--- Start Data supplied ---

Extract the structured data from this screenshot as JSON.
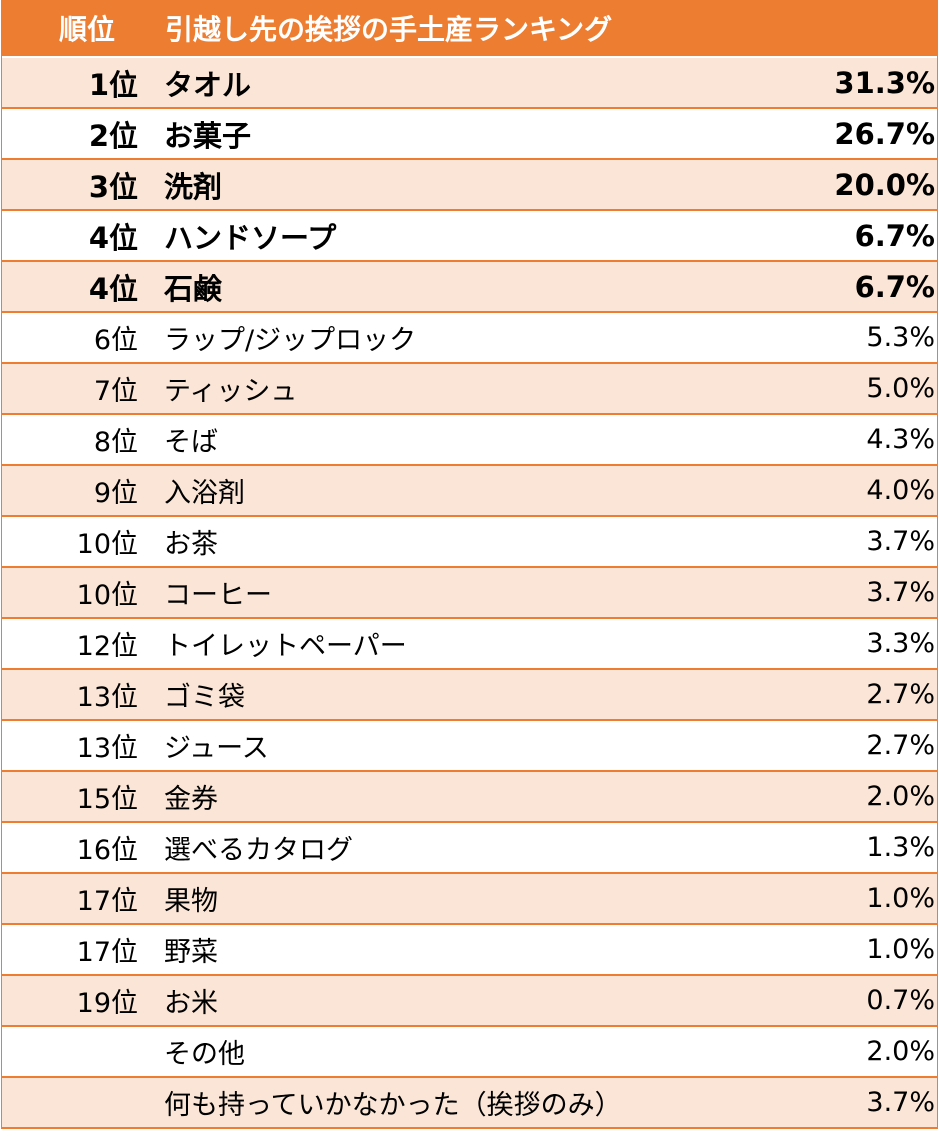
{
  "header": {
    "rank_label": "順位",
    "title": "引越し先の挨拶の手土産ランキング"
  },
  "rows": [
    {
      "rank": "1位",
      "item": "タオル",
      "pct": "31.3%"
    },
    {
      "rank": "2位",
      "item": "お菓子",
      "pct": "26.7%"
    },
    {
      "rank": "3位",
      "item": "洗剤",
      "pct": "20.0%"
    },
    {
      "rank": "4位",
      "item": "ハンドソープ",
      "pct": "6.7%"
    },
    {
      "rank": "4位",
      "item": "石鹸",
      "pct": "6.7%"
    },
    {
      "rank": "6位",
      "item": "ラップ/ジップロック",
      "pct": "5.3%"
    },
    {
      "rank": "7位",
      "item": "ティッシュ",
      "pct": "5.0%"
    },
    {
      "rank": "8位",
      "item": "そば",
      "pct": "4.3%"
    },
    {
      "rank": "9位",
      "item": "入浴剤",
      "pct": "4.0%"
    },
    {
      "rank": "10位",
      "item": "お茶",
      "pct": "3.7%"
    },
    {
      "rank": "10位",
      "item": "コーヒー",
      "pct": "3.7%"
    },
    {
      "rank": "12位",
      "item": "トイレットペーパー",
      "pct": "3.3%"
    },
    {
      "rank": "13位",
      "item": "ゴミ袋",
      "pct": "2.7%"
    },
    {
      "rank": "13位",
      "item": "ジュース",
      "pct": "2.7%"
    },
    {
      "rank": "15位",
      "item": "金券",
      "pct": "2.0%"
    },
    {
      "rank": "16位",
      "item": "選べるカタログ",
      "pct": "1.3%"
    },
    {
      "rank": "17位",
      "item": "果物",
      "pct": "1.0%"
    },
    {
      "rank": "17位",
      "item": "野菜",
      "pct": "1.0%"
    },
    {
      "rank": "19位",
      "item": "お米",
      "pct": "0.7%"
    },
    {
      "rank": "",
      "item": "その他",
      "pct": "2.0%"
    },
    {
      "rank": "",
      "item": "何も持っていかなかった（挨拶のみ）",
      "pct": "3.7%"
    }
  ],
  "colors": {
    "accent": "#ED7D31",
    "shade": "#FBE5D6"
  }
}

--- End Data supplied ---

■ **Instruction**:
Omit every picture while copying the listing above exactly.

■ **Task answer**:
Extract the structured data from this screenshot as JSON.
{
  "header": {
    "rank_label": "順位",
    "title": "引越し先の挨拶の手土産ランキング"
  },
  "rows": [
    {
      "rank": "1位",
      "item": "タオル",
      "pct": "31.3%"
    },
    {
      "rank": "2位",
      "item": "お菓子",
      "pct": "26.7%"
    },
    {
      "rank": "3位",
      "item": "洗剤",
      "pct": "20.0%"
    },
    {
      "rank": "4位",
      "item": "ハンドソープ",
      "pct": "6.7%"
    },
    {
      "rank": "4位",
      "item": "石鹸",
      "pct": "6.7%"
    },
    {
      "rank": "6位",
      "item": "ラップ/ジップロック",
      "pct": "5.3%"
    },
    {
      "rank": "7位",
      "item": "ティッシュ",
      "pct": "5.0%"
    },
    {
      "rank": "8位",
      "item": "そば",
      "pct": "4.3%"
    },
    {
      "rank": "9位",
      "item": "入浴剤",
      "pct": "4.0%"
    },
    {
      "rank": "10位",
      "item": "お茶",
      "pct": "3.7%"
    },
    {
      "rank": "10位",
      "item": "コーヒー",
      "pct": "3.7%"
    },
    {
      "rank": "12位",
      "item": "トイレットペーパー",
      "pct": "3.3%"
    },
    {
      "rank": "13位",
      "item": "ゴミ袋",
      "pct": "2.7%"
    },
    {
      "rank": "13位",
      "item": "ジュース",
      "pct": "2.7%"
    },
    {
      "rank": "15位",
      "item": "金券",
      "pct": "2.0%"
    },
    {
      "rank": "16位",
      "item": "選べるカタログ",
      "pct": "1.3%"
    },
    {
      "rank": "17位",
      "item": "果物",
      "pct": "1.0%"
    },
    {
      "rank": "17位",
      "item": "野菜",
      "pct": "1.0%"
    },
    {
      "rank": "19位",
      "item": "お米",
      "pct": "0.7%"
    },
    {
      "rank": "",
      "item": "その他",
      "pct": "2.0%"
    },
    {
      "rank": "",
      "item": "何も持っていかなかった（挨拶のみ）",
      "pct": "3.7%"
    }
  ],
  "colors": {
    "accent": "#ED7D31",
    "shade": "#FBE5D6"
  }
}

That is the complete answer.